Problem: Write the records out again exactly, leaving no images in.
┏━━
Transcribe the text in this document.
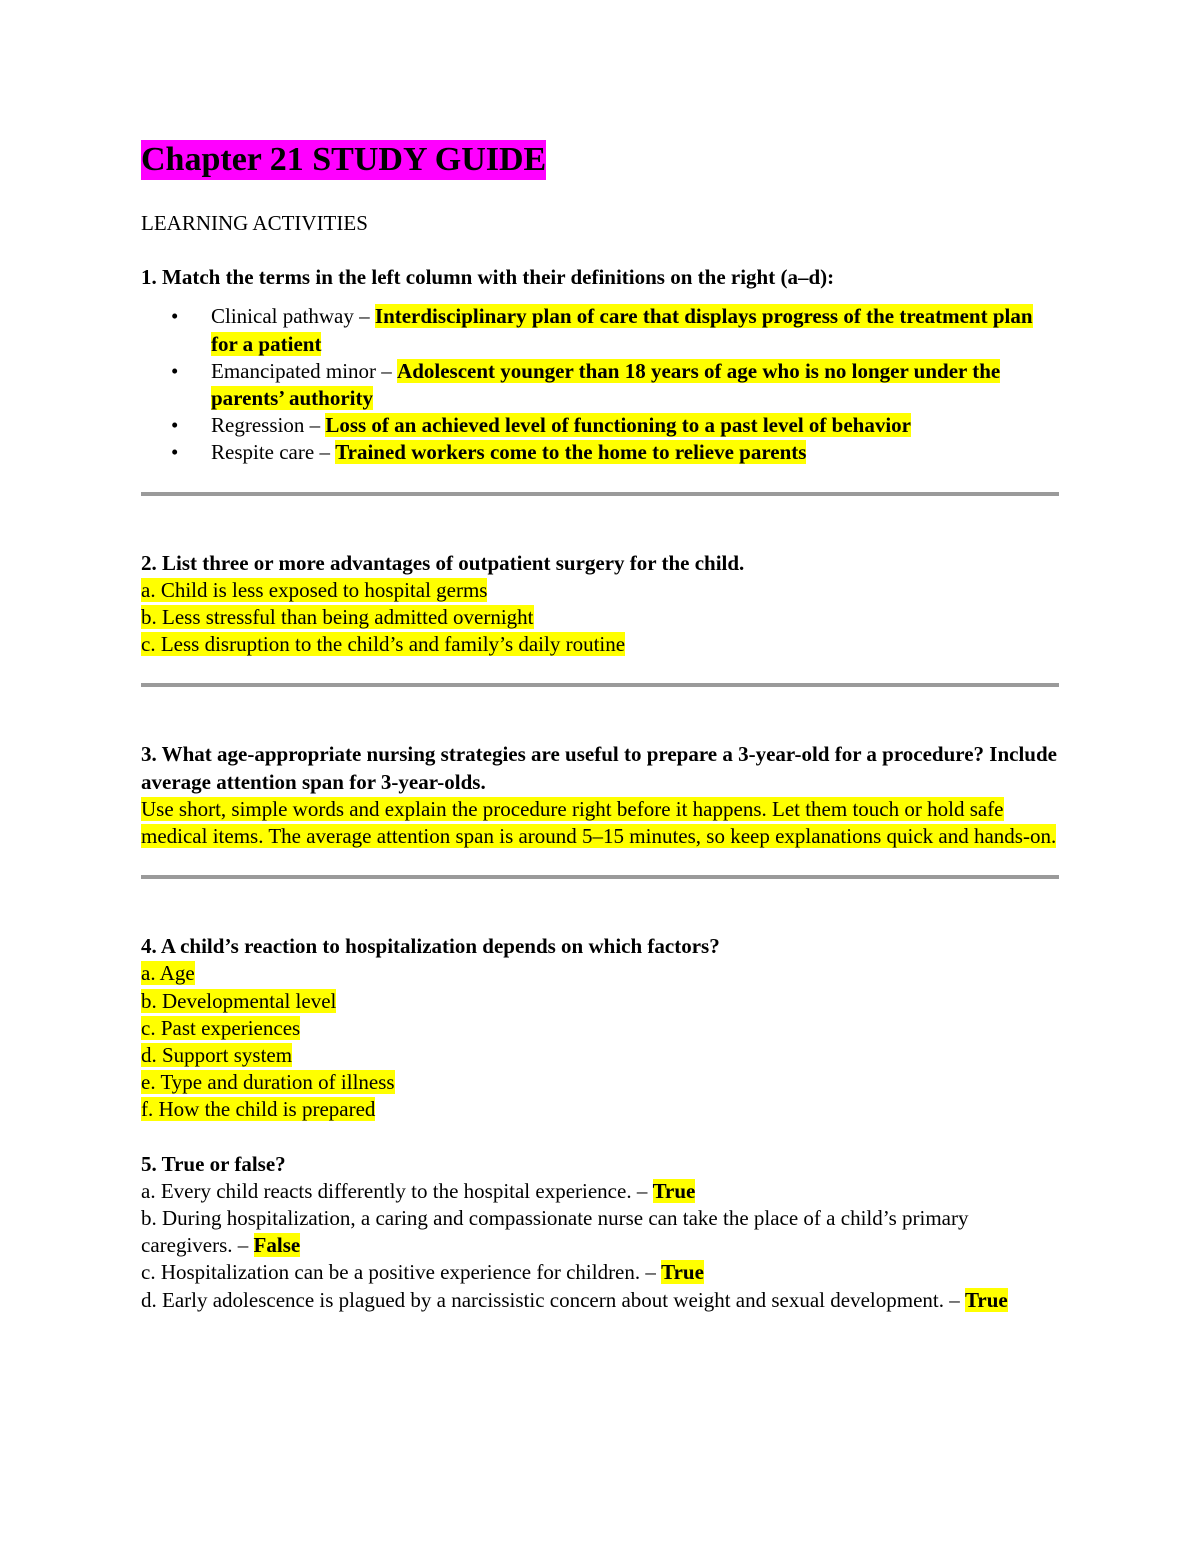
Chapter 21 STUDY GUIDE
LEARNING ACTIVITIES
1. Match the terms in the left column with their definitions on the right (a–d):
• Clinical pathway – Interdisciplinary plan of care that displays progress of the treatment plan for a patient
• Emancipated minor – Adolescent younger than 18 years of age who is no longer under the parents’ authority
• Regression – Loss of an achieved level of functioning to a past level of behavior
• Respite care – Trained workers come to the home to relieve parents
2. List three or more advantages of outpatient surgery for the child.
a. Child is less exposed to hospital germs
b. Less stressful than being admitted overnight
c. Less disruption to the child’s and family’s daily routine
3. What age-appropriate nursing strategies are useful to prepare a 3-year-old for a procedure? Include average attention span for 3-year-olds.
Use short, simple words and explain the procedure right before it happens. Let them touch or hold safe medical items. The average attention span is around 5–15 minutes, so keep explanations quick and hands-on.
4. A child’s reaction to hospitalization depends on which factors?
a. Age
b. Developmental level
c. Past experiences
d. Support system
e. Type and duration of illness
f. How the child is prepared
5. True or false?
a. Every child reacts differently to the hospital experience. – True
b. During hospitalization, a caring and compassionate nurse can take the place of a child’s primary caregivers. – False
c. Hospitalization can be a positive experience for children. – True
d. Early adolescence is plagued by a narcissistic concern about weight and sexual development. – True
┗━━
Correct response:
Transcribe the text in this document.
Chapter 21 STUDY GUIDE
LEARNING ACTIVITIES
1. Match the terms in the left column with their definitions on the right (a–d):
• Clinical pathway – Interdisciplinary plan of care that displays progress of the treatment plan for a patient
• Emancipated minor – Adolescent younger than 18 years of age who is no longer under the parents’ authority
• Regression – Loss of an achieved level of functioning to a past level of behavior
• Respite care – Trained workers come to the home to relieve parents
2. List three or more advantages of outpatient surgery for the child.
a. Child is less exposed to hospital germs
b. Less stressful than being admitted overnight
c. Less disruption to the child’s and family’s daily routine
3. What age-appropriate nursing strategies are useful to prepare a 3-year-old for a procedure? Include average attention span for 3-year-olds.
Use short, simple words and explain the procedure right before it happens. Let them touch or hold safe medical items. The average attention span is around 5–15 minutes, so keep explanations quick and hands-on.
4. A child’s reaction to hospitalization depends on which factors?
a. Age
b. Developmental level
c. Past experiences
d. Support system
e. Type and duration of illness
f. How the child is prepared
5. True or false?
a. Every child reacts differently to the hospital experience. – True
b. During hospitalization, a caring and compassionate nurse can take the place of a child’s primary caregivers. – False
c. Hospitalization can be a positive experience for children. – True
d. Early adolescence is plagued by a narcissistic concern about weight and sexual development. – True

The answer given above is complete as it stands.